--- START Input for this task ---

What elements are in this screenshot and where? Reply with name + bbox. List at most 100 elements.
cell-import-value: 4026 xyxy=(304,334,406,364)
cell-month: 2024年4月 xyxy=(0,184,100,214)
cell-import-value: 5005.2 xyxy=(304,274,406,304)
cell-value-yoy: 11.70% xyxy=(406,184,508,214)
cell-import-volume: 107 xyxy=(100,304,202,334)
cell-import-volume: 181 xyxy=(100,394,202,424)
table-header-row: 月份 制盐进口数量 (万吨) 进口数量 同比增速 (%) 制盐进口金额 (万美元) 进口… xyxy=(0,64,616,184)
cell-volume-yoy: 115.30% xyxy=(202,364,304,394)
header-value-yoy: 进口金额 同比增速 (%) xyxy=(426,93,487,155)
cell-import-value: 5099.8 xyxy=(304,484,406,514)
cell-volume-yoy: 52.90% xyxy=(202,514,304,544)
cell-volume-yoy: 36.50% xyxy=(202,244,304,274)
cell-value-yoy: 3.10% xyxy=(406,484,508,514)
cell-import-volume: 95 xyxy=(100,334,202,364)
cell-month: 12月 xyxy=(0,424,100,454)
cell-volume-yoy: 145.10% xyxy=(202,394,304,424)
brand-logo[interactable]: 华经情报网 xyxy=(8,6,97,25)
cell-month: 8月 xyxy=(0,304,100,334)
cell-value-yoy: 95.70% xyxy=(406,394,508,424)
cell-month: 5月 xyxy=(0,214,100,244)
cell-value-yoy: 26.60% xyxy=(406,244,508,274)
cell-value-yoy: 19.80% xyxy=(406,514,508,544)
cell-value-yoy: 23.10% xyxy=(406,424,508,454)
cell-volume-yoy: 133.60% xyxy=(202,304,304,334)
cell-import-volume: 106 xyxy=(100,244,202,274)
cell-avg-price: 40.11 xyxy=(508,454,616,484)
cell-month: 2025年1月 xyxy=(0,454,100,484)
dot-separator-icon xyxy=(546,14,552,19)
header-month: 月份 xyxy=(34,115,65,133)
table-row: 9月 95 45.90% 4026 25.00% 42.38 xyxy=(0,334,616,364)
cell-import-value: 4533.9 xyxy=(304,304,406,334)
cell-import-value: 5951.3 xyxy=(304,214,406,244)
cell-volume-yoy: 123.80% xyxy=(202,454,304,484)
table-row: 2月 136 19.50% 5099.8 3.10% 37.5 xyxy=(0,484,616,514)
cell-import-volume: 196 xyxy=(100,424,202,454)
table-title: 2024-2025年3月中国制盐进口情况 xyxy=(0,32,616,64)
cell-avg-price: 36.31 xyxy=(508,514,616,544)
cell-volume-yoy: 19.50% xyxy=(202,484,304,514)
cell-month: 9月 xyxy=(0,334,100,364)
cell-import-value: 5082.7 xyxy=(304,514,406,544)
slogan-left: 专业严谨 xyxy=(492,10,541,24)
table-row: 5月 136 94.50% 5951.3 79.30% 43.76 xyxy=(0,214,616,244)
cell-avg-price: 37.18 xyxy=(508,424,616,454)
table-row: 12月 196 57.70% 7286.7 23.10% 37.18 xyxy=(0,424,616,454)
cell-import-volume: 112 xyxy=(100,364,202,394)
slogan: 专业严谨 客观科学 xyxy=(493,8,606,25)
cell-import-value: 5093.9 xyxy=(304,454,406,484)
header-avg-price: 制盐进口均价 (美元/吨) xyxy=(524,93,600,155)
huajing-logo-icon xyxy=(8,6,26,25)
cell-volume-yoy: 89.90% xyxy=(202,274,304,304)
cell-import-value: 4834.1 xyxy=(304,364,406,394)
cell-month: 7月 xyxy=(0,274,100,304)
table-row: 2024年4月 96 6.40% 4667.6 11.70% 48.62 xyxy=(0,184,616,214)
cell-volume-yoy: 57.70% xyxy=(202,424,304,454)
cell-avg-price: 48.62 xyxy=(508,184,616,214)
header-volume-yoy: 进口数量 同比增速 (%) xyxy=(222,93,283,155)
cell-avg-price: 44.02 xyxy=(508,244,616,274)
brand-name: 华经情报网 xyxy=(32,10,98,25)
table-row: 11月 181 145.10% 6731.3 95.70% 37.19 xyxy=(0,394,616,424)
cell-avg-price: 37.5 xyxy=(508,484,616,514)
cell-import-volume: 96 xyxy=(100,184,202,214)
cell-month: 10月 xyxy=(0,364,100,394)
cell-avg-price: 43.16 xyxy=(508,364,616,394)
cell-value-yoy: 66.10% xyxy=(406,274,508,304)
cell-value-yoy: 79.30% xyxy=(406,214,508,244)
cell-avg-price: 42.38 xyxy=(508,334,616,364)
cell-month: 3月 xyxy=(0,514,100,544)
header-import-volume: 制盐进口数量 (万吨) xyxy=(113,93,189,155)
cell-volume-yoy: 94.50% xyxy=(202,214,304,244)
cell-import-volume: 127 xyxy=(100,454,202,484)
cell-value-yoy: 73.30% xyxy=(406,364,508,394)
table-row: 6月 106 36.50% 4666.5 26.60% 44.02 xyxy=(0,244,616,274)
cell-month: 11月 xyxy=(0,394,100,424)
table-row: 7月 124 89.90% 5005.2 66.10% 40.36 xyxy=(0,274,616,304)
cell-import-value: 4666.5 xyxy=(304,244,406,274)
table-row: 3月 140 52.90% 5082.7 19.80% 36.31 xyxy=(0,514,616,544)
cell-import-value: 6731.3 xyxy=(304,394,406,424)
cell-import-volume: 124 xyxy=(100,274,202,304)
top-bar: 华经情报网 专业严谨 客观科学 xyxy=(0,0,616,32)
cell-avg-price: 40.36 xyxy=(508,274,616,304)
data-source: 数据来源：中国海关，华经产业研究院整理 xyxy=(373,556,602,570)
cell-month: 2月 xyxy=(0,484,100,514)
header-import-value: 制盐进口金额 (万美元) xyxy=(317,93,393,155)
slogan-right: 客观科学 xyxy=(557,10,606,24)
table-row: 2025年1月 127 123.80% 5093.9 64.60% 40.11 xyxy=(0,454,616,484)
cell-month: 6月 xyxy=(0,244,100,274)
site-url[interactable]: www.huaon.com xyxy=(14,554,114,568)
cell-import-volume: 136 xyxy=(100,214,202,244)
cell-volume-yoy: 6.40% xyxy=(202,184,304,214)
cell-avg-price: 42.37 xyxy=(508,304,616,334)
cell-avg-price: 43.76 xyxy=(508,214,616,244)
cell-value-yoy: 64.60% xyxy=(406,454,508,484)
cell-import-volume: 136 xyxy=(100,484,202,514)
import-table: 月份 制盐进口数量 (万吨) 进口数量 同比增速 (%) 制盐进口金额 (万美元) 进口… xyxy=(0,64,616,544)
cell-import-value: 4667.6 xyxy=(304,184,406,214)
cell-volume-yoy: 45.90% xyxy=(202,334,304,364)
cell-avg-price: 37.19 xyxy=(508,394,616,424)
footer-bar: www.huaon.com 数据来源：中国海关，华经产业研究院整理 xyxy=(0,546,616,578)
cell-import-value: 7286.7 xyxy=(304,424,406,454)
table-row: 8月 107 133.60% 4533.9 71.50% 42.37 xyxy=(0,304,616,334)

--- END Input for this task ---

Turn every line of the entries into a JSON list of strings, one string per line, with blank lines left out.

[
  "What elements are in this screenshot and where? Reply with name + bbox. List at most 100 elements.",
  "cell-import-value: 4026 xyxy=(304,334,406,364)",
  "cell-month: 2024年4月 xyxy=(0,184,100,214)",
  "cell-import-value: 5005.2 xyxy=(304,274,406,304)",
  "cell-value-yoy: 11.70% xyxy=(406,184,508,214)",
  "cell-import-volume: 107 xyxy=(100,304,202,334)",
  "cell-import-volume: 181 xyxy=(100,394,202,424)",
  "table-header-row: 月份 制盐进口数量 (万吨) 进口数量 同比增速 (%) 制盐进口金额 (万美元) 进口… xyxy=(0,64,616,184)",
  "cell-volume-yoy: 115.30% xyxy=(202,364,304,394)",
  "header-value-yoy: 进口金额 同比增速 (%) xyxy=(426,93,487,155)",
  "cell-import-value: 5099.8 xyxy=(304,484,406,514)",
  "cell-volume-yoy: 52.90% xyxy=(202,514,304,544)",
  "cell-volume-yoy: 36.50% xyxy=(202,244,304,274)",
  "cell-value-yoy: 3.10% xyxy=(406,484,508,514)",
  "cell-import-volume: 95 xyxy=(100,334,202,364)",
  "cell-month: 12月 xyxy=(0,424,100,454)",
  "cell-volume-yoy: 145.10% xyxy=(202,394,304,424)",
  "brand-logo[interactable]: 华经情报网 xyxy=(8,6,97,25)",
  "cell-month: 8月 xyxy=(0,304,100,334)",
  "cell-value-yoy: 95.70% xyxy=(406,394,508,424)",
  "cell-month: 5月 xyxy=(0,214,100,244)",
  "cell-value-yoy: 26.60% xyxy=(406,244,508,274)",
  "cell-value-yoy: 19.80% xyxy=(406,514,508,544)",
  "cell-value-yoy: 23.10% xyxy=(406,424,508,454)",
  "cell-volume-yoy: 133.60% xyxy=(202,304,304,334)",
  "cell-import-volume: 106 xyxy=(100,244,202,274)",
  "cell-avg-price: 40.11 xyxy=(508,454,616,484)",
  "cell-month: 2025年1月 xyxy=(0,454,100,484)",
  "dot-separator-icon xyxy=(546,14,552,19)",
  "header-month: 月份 xyxy=(34,115,65,133)",
  "table-row: 9月 95 45.90% 4026 25.00% 42.38 xyxy=(0,334,616,364)",
  "cell-import-value: 4533.9 xyxy=(304,304,406,334)",
  "cell-import-value: 5951.3 xyxy=(304,214,406,244)",
  "cell-volume-yoy: 123.80% xyxy=(202,454,304,484)",
  "table-row: 2月 136 19.50% 5099.8 3.10% 37.5 xyxy=(0,484,616,514)",
  "cell-import-volume: 196 xyxy=(100,424,202,454)",
  "table-title: 2024-2025年3月中国制盐进口情况 xyxy=(0,32,616,64)",
  "cell-avg-price: 36.31 xyxy=(508,514,616,544)",
  "cell-volume-yoy: 19.50% xyxy=(202,484,304,514)",
  "cell-month: 9月 xyxy=(0,334,100,364)",
  "cell-import-value: 5082.7 xyxy=(304,514,406,544)",
  "slogan-left: 专业严谨 xyxy=(492,10,541,24)",
  "table-row: 5月 136 94.50% 5951.3 79.30% 43.76 xyxy=(0,214,616,244)",
  "cell-avg-price: 37.18 xyxy=(508,424,616,454)",
  "table-row: 12月 196 57.70% 7286.7 23.10% 37.18 xyxy=(0,424,616,454)",
  "cell-import-volume: 112 xyxy=(100,364,202,394)",
  "slogan: 专业严谨 客观科学 xyxy=(493,8,606,25)",
  "cell-import-value: 5093.9 xyxy=(304,454,406,484)",
  "header-avg-price: 制盐进口均价 (美元/吨) xyxy=(524,93,600,155)",
  "huajing-logo-icon xyxy=(8,6,26,25)",
  "cell-volume-yoy: 89.90% xyxy=(202,274,304,304)",
  "cell-import-value: 4834.1 xyxy=(304,364,406,394)",
  "cell-month: 7月 xyxy=(0,274,100,304)",
  "table-row: 2024年4月 96 6.40% 4667.6 11.70% 48.62 xyxy=(0,184,616,214)",
  "cell-volume-yoy: 57.70% xyxy=(202,424,304,454)",
  "cell-avg-price: 48.62 xyxy=(508,184,616,214)",
  "header-volume-yoy: 进口数量 同比增速 (%) xyxy=(222,93,283,155)",
  "cell-avg-price: 44.02 xyxy=(508,244,616,274)",
  "brand-name: 华经情报网 xyxy=(32,10,98,25)",
  "table-row: 11月 181 145.10% 6731.3 95.70% 37.19 xyxy=(0,394,616,424)",
  "cell-avg-price: 37.5 xyxy=(508,484,616,514)",
  "cell-import-volume: 96 xyxy=(100,184,202,214)",
  "cell-month: 10月 xyxy=(0,364,100,394)",
  "cell-avg-price: 43.16 xyxy=(508,364,616,394)",
  "cell-value-yoy: 66.10% xyxy=(406,274,508,304)",
  "cell-value-yoy: 79.30% xyxy=(406,214,508,244)",
  "cell-avg-price: 42.38 xyxy=(508,334,616,364)",
  "cell-month: 3月 xyxy=(0,514,100,544)",
  "header-import-volume: 制盐进口数量 (万吨) xyxy=(113,93,189,155)",
  "cell-volume-yoy: 94.50% xyxy=(202,214,304,244)",
  "cell-import-volume: 127 xyxy=(100,454,202,484)",
  "cell-value-yoy: 73.30% xyxy=(406,364,508,394)",
  "table-row: 6月 106 36.50% 4666.5 26.60% 44.02 xyxy=(0,244,616,274)",
  "cell-month: 11月 xyxy=(0,394,100,424)",
  "table-row: 7月 124 89.90% 5005.2 66.10% 40.36 xyxy=(0,274,616,304)",
  "cell-import-value: 4666.5 xyxy=(304,244,406,274)",
  "table-row: 3月 140 52.90% 5082.7 19.80% 36.31 xyxy=(0,514,616,544)",
  "cell-import-value: 6731.3 xyxy=(304,394,406,424)",
  "cell-import-volume: 124 xyxy=(100,274,202,304)",
  "top-bar: 华经情报网 专业严谨 客观科学 xyxy=(0,0,616,32)",
  "cell-avg-price: 40.36 xyxy=(508,274,616,304)",
  "data-source: 数据来源：中国海关，华经产业研究院整理 xyxy=(373,556,602,570)",
  "cell-month: 2月 xyxy=(0,484,100,514)",
  "header-import-value: 制盐进口金额 (万美元) xyxy=(317,93,393,155)",
  "slogan-right: 客观科学 xyxy=(557,10,606,24)",
  "table-row: 2025年1月 127 123.80% 5093.9 64.60% 40.11 xyxy=(0,454,616,484)",
  "cell-month: 6月 xyxy=(0,244,100,274)",
  "site-url[interactable]: www.huaon.com xyxy=(14,554,114,568)",
  "cell-import-volume: 136 xyxy=(100,214,202,244)",
  "cell-volume-yoy: 6.40% xyxy=(202,184,304,214)",
  "cell-avg-price: 42.37 xyxy=(508,304,616,334)",
  "cell-avg-price: 43.76 xyxy=(508,214,616,244)",
  "cell-value-yoy: 64.60% xyxy=(406,454,508,484)",
  "cell-import-volume: 136 xyxy=(100,484,202,514)",
  "import-table: 月份 制盐进口数量 (万吨) 进口数量 同比增速 (%) 制盐进口金额 (万美元) 进口… xyxy=(0,64,616,544)",
  "cell-import-value: 4667.6 xyxy=(304,184,406,214)",
  "cell-volume-yoy: 45.90% xyxy=(202,334,304,364)",
  "cell-avg-price: 37.19 xyxy=(508,394,616,424)",
  "footer-bar: www.huaon.com 数据来源：中国海关，华经产业研究院整理 xyxy=(0,546,616,578)",
  "cell-import-value: 7286.7 xyxy=(304,424,406,454)",
  "table-row: 8月 107 133.60% 4533.9 71.50% 42.37 xyxy=(0,304,616,334)"
]